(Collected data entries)
::::::::::
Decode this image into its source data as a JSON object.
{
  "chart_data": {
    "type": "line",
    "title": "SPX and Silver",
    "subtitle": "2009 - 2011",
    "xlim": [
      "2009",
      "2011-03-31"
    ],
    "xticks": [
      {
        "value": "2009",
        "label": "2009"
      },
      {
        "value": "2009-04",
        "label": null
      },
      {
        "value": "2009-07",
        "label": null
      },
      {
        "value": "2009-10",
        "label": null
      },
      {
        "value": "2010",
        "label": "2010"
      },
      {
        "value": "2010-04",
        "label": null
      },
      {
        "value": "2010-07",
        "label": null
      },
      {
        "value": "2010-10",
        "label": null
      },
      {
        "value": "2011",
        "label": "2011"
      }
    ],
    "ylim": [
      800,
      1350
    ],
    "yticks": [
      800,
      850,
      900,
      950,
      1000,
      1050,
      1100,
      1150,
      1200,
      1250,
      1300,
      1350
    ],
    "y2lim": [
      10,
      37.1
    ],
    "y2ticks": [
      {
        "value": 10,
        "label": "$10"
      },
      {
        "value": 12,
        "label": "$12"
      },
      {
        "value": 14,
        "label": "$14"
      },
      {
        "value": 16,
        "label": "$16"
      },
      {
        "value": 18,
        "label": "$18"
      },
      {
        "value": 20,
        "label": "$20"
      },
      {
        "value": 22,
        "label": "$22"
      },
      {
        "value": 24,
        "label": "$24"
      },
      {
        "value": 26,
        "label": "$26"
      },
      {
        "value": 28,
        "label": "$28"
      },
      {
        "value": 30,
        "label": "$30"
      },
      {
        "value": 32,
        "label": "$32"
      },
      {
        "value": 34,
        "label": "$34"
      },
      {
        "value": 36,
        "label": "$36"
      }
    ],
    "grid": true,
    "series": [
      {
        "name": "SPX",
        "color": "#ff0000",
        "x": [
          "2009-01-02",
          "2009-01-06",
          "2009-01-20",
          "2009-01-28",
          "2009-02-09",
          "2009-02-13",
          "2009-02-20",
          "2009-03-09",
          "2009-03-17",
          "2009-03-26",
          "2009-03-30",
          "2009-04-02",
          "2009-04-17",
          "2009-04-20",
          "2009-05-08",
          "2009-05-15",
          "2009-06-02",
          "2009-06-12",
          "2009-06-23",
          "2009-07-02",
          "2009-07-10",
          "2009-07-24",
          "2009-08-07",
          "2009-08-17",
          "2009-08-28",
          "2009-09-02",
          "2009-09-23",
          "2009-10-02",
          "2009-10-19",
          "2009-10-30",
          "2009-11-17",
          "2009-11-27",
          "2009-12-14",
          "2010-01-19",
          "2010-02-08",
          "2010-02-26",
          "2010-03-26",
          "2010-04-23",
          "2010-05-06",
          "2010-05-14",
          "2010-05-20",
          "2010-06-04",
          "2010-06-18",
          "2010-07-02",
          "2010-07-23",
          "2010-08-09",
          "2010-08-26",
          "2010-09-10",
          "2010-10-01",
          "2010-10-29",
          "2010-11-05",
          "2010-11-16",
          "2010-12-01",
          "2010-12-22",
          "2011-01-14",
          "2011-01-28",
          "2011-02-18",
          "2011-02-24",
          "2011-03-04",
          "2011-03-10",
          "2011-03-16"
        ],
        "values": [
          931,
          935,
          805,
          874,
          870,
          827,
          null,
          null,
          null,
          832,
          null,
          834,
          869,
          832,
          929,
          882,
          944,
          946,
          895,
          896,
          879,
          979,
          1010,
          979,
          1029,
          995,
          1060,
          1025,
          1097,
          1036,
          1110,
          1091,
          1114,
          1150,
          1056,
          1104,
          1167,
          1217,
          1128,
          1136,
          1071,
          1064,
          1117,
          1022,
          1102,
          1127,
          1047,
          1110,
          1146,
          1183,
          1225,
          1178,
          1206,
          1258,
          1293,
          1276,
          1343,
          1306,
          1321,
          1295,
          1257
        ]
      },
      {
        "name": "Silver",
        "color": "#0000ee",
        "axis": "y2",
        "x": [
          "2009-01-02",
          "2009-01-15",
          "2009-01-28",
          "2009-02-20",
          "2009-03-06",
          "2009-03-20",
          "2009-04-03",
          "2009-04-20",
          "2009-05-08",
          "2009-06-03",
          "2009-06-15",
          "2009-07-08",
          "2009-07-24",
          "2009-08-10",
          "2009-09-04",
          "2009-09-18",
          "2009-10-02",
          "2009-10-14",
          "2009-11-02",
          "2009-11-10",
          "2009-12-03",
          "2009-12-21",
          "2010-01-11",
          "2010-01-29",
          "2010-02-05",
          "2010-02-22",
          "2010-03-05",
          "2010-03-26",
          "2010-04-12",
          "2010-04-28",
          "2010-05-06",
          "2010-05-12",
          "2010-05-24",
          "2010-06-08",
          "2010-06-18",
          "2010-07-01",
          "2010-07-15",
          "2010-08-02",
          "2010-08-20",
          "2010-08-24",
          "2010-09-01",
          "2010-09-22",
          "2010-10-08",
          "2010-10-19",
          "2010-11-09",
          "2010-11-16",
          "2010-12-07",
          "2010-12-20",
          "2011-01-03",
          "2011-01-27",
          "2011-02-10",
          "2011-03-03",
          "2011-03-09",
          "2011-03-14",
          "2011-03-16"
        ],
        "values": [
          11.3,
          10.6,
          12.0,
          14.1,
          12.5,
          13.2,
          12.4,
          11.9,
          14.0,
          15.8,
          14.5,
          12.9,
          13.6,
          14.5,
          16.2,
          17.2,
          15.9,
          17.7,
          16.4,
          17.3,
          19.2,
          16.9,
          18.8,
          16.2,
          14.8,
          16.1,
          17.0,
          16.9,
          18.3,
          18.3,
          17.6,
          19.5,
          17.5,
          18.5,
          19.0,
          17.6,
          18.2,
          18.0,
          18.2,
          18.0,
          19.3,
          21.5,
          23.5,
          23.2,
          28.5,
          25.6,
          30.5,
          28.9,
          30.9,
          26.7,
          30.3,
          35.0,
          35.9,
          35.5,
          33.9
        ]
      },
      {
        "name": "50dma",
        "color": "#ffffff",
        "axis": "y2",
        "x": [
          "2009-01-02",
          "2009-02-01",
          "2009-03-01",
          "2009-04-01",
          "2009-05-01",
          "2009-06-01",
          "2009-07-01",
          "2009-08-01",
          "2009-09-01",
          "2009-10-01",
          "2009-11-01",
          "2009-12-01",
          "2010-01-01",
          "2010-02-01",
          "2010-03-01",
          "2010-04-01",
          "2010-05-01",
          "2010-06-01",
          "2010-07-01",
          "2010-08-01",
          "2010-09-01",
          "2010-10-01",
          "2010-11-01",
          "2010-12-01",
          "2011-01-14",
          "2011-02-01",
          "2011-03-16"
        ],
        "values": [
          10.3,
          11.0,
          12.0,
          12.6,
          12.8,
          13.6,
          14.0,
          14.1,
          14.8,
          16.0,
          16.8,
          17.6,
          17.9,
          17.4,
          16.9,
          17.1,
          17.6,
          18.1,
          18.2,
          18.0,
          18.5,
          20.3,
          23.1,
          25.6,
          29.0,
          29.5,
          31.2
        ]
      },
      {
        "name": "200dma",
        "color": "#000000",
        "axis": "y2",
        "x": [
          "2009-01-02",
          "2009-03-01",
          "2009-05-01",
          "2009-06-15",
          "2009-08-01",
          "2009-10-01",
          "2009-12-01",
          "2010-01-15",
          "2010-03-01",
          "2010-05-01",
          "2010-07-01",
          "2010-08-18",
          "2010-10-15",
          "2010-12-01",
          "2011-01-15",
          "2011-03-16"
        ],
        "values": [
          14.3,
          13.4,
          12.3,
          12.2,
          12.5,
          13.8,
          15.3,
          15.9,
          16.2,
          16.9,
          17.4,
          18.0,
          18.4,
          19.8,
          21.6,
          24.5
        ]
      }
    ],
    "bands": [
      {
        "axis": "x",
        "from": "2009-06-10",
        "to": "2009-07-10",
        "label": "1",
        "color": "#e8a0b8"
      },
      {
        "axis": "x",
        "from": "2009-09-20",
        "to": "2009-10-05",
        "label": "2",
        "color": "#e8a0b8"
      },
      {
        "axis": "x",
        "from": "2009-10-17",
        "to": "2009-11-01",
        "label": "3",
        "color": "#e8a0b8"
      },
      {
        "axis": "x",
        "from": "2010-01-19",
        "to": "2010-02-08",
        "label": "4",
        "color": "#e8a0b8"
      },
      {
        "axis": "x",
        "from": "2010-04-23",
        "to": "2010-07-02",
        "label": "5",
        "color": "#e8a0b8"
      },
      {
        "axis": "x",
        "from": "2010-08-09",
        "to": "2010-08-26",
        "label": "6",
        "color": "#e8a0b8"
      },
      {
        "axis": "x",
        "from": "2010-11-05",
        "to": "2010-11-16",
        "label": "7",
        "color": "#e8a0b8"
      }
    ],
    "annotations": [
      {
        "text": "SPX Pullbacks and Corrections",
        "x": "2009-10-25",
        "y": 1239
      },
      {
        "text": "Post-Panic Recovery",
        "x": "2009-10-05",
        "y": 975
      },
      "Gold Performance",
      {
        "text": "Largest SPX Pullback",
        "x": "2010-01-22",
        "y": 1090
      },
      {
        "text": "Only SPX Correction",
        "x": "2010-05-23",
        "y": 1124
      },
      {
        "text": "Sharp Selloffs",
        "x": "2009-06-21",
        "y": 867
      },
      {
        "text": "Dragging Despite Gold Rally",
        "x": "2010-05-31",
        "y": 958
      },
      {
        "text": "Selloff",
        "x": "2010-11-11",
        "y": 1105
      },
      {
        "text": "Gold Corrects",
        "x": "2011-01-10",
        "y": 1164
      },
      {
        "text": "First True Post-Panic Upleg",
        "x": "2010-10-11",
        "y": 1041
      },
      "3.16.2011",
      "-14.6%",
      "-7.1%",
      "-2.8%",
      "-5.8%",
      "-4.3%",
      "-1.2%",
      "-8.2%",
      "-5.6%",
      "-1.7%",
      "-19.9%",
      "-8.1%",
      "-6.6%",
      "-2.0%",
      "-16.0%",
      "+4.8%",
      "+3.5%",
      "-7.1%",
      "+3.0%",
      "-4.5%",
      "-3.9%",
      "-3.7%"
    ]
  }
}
::::::::::
**What the exercise asks:**
From the material above, gather all lines that include the string "Post" and copy them.

**Result for this exercise:**
        "text": "Post-Panic Recovery",
        "text": "First True Post-Panic Upleg",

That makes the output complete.